AVAILABLE DATA:

○ ○ ○ ○ ○ ○ ○

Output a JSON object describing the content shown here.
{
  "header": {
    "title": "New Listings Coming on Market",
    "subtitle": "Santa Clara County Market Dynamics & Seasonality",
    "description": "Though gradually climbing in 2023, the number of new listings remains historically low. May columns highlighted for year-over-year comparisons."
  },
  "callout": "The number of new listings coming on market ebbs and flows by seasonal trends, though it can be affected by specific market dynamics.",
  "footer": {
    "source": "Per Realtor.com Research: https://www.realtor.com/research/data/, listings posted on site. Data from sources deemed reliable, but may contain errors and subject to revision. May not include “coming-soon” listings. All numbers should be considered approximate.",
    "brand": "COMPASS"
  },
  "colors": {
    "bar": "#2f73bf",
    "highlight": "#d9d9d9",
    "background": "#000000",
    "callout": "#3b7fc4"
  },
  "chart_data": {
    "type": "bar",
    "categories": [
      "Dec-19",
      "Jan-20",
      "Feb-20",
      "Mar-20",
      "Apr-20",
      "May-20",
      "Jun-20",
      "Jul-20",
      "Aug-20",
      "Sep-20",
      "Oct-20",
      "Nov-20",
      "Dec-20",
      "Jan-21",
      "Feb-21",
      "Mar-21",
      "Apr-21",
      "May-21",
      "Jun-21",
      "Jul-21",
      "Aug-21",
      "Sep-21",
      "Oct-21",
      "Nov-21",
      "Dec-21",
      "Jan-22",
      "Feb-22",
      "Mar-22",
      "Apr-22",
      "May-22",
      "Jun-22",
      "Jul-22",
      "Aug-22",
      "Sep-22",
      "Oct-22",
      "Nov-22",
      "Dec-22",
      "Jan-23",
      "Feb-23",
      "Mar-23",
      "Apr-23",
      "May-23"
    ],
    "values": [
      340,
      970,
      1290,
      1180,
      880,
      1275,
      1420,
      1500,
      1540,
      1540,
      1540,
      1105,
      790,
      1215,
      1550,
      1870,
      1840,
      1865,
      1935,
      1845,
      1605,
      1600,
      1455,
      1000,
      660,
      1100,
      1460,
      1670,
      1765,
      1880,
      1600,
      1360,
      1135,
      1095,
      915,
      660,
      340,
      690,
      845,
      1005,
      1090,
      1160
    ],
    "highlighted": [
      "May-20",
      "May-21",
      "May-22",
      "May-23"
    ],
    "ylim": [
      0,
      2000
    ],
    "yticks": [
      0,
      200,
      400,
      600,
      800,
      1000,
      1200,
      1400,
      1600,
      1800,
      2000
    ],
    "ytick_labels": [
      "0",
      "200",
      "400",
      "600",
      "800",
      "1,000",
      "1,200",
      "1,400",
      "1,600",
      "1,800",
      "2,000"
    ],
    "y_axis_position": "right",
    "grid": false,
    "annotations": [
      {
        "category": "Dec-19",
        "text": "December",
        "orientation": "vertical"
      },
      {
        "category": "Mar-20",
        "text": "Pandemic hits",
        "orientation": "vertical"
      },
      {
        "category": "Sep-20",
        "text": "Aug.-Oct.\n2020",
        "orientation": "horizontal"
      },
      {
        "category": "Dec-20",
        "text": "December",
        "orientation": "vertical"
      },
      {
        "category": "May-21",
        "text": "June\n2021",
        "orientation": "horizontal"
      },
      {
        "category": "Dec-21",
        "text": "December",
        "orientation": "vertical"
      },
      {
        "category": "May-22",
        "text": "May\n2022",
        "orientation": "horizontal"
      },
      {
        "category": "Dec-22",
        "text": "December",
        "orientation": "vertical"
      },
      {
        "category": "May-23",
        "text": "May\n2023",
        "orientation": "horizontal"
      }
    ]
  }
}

○ ○ ○ ○ ○ ○ ○

TASK INSTRUCTIONS:
Find how many lines include the string "callout" and report that number alone.

FINISHED ANSWER:
2